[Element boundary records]
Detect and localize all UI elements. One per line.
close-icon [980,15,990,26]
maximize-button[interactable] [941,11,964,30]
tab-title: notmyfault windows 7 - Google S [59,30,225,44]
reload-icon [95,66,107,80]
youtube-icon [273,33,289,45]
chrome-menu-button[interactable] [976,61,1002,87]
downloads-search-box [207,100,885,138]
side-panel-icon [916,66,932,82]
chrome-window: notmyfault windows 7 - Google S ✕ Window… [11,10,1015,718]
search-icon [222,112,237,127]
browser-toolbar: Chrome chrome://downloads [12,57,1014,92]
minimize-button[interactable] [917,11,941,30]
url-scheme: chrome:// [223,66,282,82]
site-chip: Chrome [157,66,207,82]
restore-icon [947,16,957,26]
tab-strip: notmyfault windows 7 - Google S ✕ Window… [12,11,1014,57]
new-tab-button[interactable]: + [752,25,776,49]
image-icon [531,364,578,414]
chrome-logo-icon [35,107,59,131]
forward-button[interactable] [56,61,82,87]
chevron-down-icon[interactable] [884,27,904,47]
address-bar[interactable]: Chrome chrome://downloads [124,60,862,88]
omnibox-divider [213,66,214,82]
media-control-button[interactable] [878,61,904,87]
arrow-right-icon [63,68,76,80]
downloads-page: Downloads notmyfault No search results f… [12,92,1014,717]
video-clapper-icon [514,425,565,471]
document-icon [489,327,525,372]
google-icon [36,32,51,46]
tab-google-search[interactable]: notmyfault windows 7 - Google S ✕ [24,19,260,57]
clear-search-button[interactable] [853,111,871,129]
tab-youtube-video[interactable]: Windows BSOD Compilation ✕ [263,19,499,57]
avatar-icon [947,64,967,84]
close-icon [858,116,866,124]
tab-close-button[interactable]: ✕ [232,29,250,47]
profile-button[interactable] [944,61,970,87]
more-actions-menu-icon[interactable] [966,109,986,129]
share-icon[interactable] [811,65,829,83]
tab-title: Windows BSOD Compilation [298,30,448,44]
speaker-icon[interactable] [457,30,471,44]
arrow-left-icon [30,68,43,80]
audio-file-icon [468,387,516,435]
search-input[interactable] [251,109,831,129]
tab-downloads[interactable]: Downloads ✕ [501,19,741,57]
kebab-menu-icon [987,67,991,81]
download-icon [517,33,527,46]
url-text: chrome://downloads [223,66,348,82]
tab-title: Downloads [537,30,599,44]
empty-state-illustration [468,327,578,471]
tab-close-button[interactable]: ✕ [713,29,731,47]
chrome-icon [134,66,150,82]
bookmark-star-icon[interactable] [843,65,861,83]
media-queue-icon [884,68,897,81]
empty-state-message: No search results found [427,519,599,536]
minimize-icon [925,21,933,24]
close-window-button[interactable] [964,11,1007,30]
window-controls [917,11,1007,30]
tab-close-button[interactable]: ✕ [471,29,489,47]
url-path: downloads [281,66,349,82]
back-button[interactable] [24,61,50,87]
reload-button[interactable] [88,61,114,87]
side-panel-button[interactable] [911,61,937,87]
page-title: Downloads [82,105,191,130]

What is required – Swap "reload-icon" for "refresh-icon" in everything from the first of the lines above down to the line containing "restore-icon [947,16,957,26]", and reproduce those lines with nothing else changed.

Result of the exercise –
Detect and localize all UI elements. One per line.
close-icon [980,15,990,26]
maximize-button[interactable] [941,11,964,30]
tab-title: notmyfault windows 7 - Google S [59,30,225,44]
refresh-icon [95,66,107,80]
youtube-icon [273,33,289,45]
chrome-menu-button[interactable] [976,61,1002,87]
downloads-search-box [207,100,885,138]
side-panel-icon [916,66,932,82]
chrome-window: notmyfault windows 7 - Google S ✕ Window… [11,10,1015,718]
search-icon [222,112,237,127]
browser-toolbar: Chrome chrome://downloads [12,57,1014,92]
minimize-button[interactable] [917,11,941,30]
url-scheme: chrome:// [223,66,282,82]
site-chip: Chrome [157,66,207,82]
restore-icon [947,16,957,26]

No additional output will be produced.